(Collected data)
>> Start

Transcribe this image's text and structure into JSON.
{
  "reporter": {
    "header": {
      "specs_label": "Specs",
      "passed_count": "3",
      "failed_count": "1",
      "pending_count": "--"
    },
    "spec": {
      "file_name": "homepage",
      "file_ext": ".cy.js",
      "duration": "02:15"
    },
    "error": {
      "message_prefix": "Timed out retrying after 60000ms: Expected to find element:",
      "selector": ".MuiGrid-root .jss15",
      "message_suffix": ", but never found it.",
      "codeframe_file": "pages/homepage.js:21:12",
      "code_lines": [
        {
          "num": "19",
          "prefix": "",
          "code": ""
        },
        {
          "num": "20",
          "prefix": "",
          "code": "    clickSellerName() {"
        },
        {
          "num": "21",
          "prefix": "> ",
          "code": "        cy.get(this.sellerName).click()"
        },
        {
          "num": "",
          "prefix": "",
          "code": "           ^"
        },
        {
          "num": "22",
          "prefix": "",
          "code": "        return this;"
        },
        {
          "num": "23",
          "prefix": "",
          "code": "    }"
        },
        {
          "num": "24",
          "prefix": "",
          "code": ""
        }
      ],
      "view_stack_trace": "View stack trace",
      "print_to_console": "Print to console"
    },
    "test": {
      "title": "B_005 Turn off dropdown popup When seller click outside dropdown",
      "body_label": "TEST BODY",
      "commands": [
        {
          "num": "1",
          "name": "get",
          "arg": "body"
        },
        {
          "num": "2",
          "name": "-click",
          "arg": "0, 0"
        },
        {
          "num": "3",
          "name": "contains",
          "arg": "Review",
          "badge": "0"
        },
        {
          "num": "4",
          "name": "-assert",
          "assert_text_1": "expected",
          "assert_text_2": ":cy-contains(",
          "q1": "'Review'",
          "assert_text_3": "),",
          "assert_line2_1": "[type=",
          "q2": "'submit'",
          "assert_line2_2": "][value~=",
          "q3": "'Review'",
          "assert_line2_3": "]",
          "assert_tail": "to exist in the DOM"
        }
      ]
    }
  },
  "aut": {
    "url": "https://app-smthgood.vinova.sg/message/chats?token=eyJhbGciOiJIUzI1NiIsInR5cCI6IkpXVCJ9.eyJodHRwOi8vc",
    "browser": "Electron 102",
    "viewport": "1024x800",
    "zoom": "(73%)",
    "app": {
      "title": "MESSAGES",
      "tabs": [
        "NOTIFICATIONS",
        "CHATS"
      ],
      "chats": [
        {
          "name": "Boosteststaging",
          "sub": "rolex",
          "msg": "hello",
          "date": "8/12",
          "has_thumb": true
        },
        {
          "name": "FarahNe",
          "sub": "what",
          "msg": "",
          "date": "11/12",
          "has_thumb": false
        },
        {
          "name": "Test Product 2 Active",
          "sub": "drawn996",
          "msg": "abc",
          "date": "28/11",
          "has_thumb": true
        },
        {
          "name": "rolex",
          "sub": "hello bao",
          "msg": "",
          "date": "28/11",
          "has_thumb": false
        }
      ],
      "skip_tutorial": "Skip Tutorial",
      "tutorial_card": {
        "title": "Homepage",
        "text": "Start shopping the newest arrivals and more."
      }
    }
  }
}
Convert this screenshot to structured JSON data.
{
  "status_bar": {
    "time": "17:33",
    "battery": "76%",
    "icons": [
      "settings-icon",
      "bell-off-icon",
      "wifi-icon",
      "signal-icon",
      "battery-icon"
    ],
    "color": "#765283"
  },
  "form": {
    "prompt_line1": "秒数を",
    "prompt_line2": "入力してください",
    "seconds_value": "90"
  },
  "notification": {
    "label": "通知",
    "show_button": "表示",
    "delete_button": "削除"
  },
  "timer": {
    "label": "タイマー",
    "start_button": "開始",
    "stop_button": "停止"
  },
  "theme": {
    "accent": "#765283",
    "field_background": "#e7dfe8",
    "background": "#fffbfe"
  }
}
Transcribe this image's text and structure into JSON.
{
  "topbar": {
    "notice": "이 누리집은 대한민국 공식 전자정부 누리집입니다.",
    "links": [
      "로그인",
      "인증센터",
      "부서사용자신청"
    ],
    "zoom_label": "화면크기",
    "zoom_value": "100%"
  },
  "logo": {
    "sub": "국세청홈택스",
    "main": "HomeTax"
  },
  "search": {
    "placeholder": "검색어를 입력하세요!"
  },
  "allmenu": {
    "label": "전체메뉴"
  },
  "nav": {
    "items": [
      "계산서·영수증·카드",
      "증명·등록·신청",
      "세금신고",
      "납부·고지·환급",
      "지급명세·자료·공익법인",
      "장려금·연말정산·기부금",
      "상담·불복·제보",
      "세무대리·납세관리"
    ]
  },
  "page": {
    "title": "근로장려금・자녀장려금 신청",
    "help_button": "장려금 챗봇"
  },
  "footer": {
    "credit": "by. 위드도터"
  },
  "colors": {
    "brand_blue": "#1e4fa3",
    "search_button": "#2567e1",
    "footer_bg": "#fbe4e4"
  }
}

>> End

Return all of the data precisely as it appears.

#### Response:
Transcribe this image's text and structure into JSON.
{
  "reporter": {
    "header": {
      "specs_label": "Specs",
      "passed_count": "3",
      "failed_count": "1",
      "pending_count": "--"
    },
    "spec": {
      "file_name": "homepage",
      "file_ext": ".cy.js",
      "duration": "02:15"
    },
    "error": {
      "message_prefix": "Timed out retrying after 60000ms: Expected to find element:",
      "selector": ".MuiGrid-root .jss15",
      "message_suffix": ", but never found it.",
      "codeframe_file": "pages/homepage.js:21:12",
      "code_lines": [
        {
          "num": "19",
          "prefix": "",
          "code": ""
        },
        {
          "num": "20",
          "prefix": "",
          "code": "    clickSellerName() {"
        },
        {
          "num": "21",
          "prefix": "> ",
          "code": "        cy.get(this.sellerName).click()"
        },
        {
          "num": "",
          "prefix": "",
          "code": "           ^"
        },
        {
          "num": "22",
          "prefix": "",
          "code": "        return this;"
        },
        {
          "num": "23",
          "prefix": "",
          "code": "    }"
        },
        {
          "num": "24",
          "prefix": "",
          "code": ""
        }
      ],
      "view_stack_trace": "View stack trace",
      "print_to_console": "Print to console"
    },
    "test": {
      "title": "B_005 Turn off dropdown popup When seller click outside dropdown",
      "body_label": "TEST BODY",
      "commands": [
        {
          "num": "1",
          "name": "get",
          "arg": "body"
        },
        {
          "num": "2",
          "name": "-click",
          "arg": "0, 0"
        },
        {
          "num": "3",
          "name": "contains",
          "arg": "Review",
          "badge": "0"
        },
        {
          "num": "4",
          "name": "-assert",
          "assert_text_1": "expected",
          "assert_text_2": ":cy-contains(",
          "q1": "'Review'",
          "assert_text_3": "),",
          "assert_line2_1": "[type=",
          "q2": "'submit'",
          "assert_line2_2": "][value~=",
          "q3": "'Review'",
          "assert_line2_3": "]",
          "assert_tail": "to exist in the DOM"
        }
      ]
    }
  },
  "aut": {
    "url": "https://app-smthgood.vinova.sg/message/chats?token=eyJhbGciOiJIUzI1NiIsInR5cCI6IkpXVCJ9.eyJodHRwOi8vc",
    "browser": "Electron 102",
    "viewport": "1024x800",
    "zoom": "(73%)",
    "app": {
      "title": "MESSAGES",
      "tabs": [
        "NOTIFICATIONS",
        "CHATS"
      ],
      "chats": [
        {
          "name": "Boosteststaging",
          "sub": "rolex",
          "msg": "hello",
          "date": "8/12",
          "has_thumb": true
        },
        {
          "name": "FarahNe",
          "sub": "what",
          "msg": "",
          "date": "11/12",
          "has_thumb": false
        },
        {
          "name": "Test Product 2 Active",
          "sub": "drawn996",
          "msg": "abc",
          "date": "28/11",
          "has_thumb": true
        },
        {
          "name": "rolex",
          "sub": "hello bao",
          "msg": "",
          "date": "28/11",
          "has_thumb": false
        }
      ],
      "skip_tutorial": "Skip Tutorial",
      "tutorial_card": {
        "title": "Homepage",
        "text": "Start shopping the newest arrivals and more."
      }
    }
  }
}
Convert this screenshot to structured JSON data.
{
  "status_bar": {
    "time": "17:33",
    "battery": "76%",
    "icons": [
      "settings-icon",
      "bell-off-icon",
      "wifi-icon",
      "signal-icon",
      "battery-icon"
    ],
    "color": "#765283"
  },
  "form": {
    "prompt_line1": "秒数を",
    "prompt_line2": "入力してください",
    "seconds_value": "90"
  },
  "notification": {
    "label": "通知",
    "show_button": "表示",
    "delete_button": "削除"
  },
  "timer": {
    "label": "タイマー",
    "start_button": "開始",
    "stop_button": "停止"
  },
  "theme": {
    "accent": "#765283",
    "field_background": "#e7dfe8",
    "background": "#fffbfe"
  }
}
Transcribe this image's text and structure into JSON.
{
  "topbar": {
    "notice": "이 누리집은 대한민국 공식 전자정부 누리집입니다.",
    "links": [
      "로그인",
      "인증센터",
      "부서사용자신청"
    ],
    "zoom_label": "화면크기",
    "zoom_value": "100%"
  },
  "logo": {
    "sub": "국세청홈택스",
    "main": "HomeTax"
  },
  "search": {
    "placeholder": "검색어를 입력하세요!"
  },
  "allmenu": {
    "label": "전체메뉴"
  },
  "nav": {
    "items": [
      "계산서·영수증·카드",
      "증명·등록·신청",
      "세금신고",
      "납부·고지·환급",
      "지급명세·자료·공익법인",
      "장려금·연말정산·기부금",
      "상담·불복·제보",
      "세무대리·납세관리"
    ]
  },
  "page": {
    "title": "근로장려금・자녀장려금 신청",
    "help_button": "장려금 챗봇"
  },
  "footer": {
    "credit": "by. 위드도터"
  },
  "colors": {
    "brand_blue": "#1e4fa3",
    "search_button": "#2567e1",
    "footer_bg": "#fbe4e4"
  }
}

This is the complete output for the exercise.